Work required: Give every date-and-time stamp attached to a comment in the discussion of extracting a number's digits, in the order they appear.

Document extract:
════════════════════

Then, if you want to use them as actual digits, you have to subtract '0' from all of them. As for why... maybe you're doing some recreational computational math problems and you don't want that bit of extra overhead. I'm sure there are project euler problems using the digits of a number! –  Jefromi Sep 1 '10 at 0:32
    
I hate this converting to strings. I will downwote this as soon as I can. I just think it is really bad solution. –  Bart Sep 2 '10 at 7:00
    
As I said -1. I the number is too long it will override mem after 9 digits (one byte for null char). And what if for some reason wide char strings will be used ? number is a number so there are functions div and mod for that purpose. –  Bart Sep 2 '10 at 11:29
1  
A 32 bit integer will not have more than 9 digits (in base 10 at least). Adjust this if you want to handle 64-bit integers. And as for using div and mod, that's what sprintf() would use internally. The OP only wanted to extract the digits, he did not state for what purpose. If it is for computational purposes, then I can imagine a different method may be more appropriate, this is just one method. –  tchen Sep 9 '10 at 23:03

Yep, you pretty much have the mathematical way to do it right there.

════════════════════

Excerpted records:
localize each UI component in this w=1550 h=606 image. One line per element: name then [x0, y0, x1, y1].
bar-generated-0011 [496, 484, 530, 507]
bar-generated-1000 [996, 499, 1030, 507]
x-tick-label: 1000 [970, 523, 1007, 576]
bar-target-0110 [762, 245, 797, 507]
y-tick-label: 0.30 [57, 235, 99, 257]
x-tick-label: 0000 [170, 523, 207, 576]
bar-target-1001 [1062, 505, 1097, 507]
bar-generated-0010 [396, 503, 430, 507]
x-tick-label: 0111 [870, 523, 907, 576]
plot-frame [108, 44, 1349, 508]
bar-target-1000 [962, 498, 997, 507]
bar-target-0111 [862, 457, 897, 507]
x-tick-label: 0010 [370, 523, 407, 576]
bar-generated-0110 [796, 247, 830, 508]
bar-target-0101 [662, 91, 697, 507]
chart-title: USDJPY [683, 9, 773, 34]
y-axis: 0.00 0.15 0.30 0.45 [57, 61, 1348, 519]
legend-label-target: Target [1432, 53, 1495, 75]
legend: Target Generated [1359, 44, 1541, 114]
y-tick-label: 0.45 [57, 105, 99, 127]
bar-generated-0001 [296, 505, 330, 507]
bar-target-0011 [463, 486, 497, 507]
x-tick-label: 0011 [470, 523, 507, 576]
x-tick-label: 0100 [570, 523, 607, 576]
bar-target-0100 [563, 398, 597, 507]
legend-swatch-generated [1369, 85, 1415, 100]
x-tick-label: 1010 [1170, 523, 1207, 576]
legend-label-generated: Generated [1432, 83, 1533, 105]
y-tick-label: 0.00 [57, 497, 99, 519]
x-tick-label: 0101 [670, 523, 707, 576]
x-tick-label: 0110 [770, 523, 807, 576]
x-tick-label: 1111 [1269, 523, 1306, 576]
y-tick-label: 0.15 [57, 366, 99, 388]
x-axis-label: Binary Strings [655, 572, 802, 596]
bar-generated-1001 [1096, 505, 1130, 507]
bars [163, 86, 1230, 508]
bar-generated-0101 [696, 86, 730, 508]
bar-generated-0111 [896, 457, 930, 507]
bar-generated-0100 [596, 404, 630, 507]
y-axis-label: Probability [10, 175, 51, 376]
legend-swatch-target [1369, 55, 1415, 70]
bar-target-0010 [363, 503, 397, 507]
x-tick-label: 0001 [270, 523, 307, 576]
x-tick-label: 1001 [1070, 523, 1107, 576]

════════════════════

Exercise result:
Sep 1 '10 at 0:32
Sep 2 '10 at 7:00
Sep 2 '10 at 11:29
Sep 9 '10 at 23:03